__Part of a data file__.
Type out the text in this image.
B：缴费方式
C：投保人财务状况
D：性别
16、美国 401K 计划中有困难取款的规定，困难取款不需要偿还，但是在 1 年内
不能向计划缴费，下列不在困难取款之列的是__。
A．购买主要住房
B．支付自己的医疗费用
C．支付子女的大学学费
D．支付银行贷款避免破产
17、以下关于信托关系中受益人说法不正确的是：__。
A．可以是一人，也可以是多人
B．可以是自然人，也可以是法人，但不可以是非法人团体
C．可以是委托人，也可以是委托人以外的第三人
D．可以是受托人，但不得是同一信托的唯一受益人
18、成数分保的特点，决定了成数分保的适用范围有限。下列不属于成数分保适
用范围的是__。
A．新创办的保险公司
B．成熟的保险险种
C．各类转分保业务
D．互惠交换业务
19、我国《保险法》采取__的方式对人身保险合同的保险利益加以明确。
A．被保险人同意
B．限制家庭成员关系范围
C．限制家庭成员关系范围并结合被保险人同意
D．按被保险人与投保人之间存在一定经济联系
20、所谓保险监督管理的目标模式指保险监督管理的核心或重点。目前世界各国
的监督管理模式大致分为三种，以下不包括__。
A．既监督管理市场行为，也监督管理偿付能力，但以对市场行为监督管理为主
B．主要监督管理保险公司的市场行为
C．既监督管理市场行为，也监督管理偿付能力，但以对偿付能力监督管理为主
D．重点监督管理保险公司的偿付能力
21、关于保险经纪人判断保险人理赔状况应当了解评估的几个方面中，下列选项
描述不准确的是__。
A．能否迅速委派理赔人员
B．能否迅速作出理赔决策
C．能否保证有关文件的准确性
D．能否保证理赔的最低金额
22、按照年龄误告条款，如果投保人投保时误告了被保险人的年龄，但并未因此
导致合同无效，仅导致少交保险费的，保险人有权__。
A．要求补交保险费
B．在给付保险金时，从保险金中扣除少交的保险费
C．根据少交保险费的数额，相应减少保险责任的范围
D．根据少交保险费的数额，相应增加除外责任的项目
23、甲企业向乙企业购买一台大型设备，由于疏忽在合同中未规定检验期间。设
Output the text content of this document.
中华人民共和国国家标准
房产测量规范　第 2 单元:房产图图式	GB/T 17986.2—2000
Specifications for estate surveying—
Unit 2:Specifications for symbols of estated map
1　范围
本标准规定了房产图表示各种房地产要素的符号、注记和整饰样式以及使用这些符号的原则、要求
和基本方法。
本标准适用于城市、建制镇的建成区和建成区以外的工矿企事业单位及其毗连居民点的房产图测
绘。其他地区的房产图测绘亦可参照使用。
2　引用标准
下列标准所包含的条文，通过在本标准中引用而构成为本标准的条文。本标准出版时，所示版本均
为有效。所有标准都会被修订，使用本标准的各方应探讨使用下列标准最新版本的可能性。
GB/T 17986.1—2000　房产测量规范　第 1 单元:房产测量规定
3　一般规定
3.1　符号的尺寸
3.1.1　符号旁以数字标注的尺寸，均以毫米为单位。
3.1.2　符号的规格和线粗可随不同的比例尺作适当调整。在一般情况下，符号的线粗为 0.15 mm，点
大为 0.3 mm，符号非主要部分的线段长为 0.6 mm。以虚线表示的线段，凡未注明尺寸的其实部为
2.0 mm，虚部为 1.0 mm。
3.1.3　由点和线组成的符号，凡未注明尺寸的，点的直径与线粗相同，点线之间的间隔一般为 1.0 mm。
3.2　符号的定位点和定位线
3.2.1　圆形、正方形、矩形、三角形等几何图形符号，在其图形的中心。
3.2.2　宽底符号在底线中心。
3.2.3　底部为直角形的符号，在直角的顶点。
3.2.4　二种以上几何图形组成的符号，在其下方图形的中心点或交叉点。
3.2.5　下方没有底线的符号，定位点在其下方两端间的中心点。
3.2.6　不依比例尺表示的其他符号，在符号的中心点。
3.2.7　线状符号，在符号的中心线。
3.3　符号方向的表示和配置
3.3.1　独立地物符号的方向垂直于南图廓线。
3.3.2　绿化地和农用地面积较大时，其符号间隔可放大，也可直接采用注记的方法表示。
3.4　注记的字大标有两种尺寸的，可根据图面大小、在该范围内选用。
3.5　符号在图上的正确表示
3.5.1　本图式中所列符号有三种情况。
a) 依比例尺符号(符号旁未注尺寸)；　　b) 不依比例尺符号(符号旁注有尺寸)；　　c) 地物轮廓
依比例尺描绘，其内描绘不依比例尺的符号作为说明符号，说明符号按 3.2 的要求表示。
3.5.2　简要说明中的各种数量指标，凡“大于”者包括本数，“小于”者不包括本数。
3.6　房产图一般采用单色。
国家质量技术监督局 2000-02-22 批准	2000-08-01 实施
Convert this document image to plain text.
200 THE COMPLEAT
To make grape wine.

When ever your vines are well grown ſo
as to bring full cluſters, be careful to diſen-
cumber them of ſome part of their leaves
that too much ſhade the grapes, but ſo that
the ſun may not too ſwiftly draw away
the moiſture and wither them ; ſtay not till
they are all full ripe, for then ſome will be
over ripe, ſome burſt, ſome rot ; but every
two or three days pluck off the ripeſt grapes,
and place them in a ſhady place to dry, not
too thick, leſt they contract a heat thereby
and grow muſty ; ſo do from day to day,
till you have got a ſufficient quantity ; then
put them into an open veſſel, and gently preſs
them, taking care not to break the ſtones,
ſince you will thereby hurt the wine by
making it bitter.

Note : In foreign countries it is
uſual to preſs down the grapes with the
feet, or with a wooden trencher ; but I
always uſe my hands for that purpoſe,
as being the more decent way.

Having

__What you will do__.
Take the line that contains "Convert this document image to plain text." and each line after it down to the last of the records, and retype them exactly; add nothing else.

__In response__.
Convert this document image to plain text.
200 THE COMPLEAT
To make grape wine.

When ever your vines are well grown ſo
as to bring full cluſters, be careful to diſen-
cumber them of ſome part of their leaves
that too much ſhade the grapes, but ſo that
the ſun may not too ſwiftly draw away
the moiſture and wither them ; ſtay not till
they are all full ripe, for then ſome will be
over ripe, ſome burſt, ſome rot ; but every
two or three days pluck off the ripeſt grapes,
and place them in a ſhady place to dry, not
too thick, leſt they contract a heat thereby
and grow muſty ; ſo do from day to day,
till you have got a ſufficient quantity ; then
put them into an open veſſel, and gently preſs
them, taking care not to break the ſtones,
ſince you will thereby hurt the wine by
making it bitter.

Note : In foreign countries it is
uſual to preſs down the grapes with the
feet, or with a wooden trencher ; but I
always uſe my hands for that purpoſe,
as being the more decent way.

Having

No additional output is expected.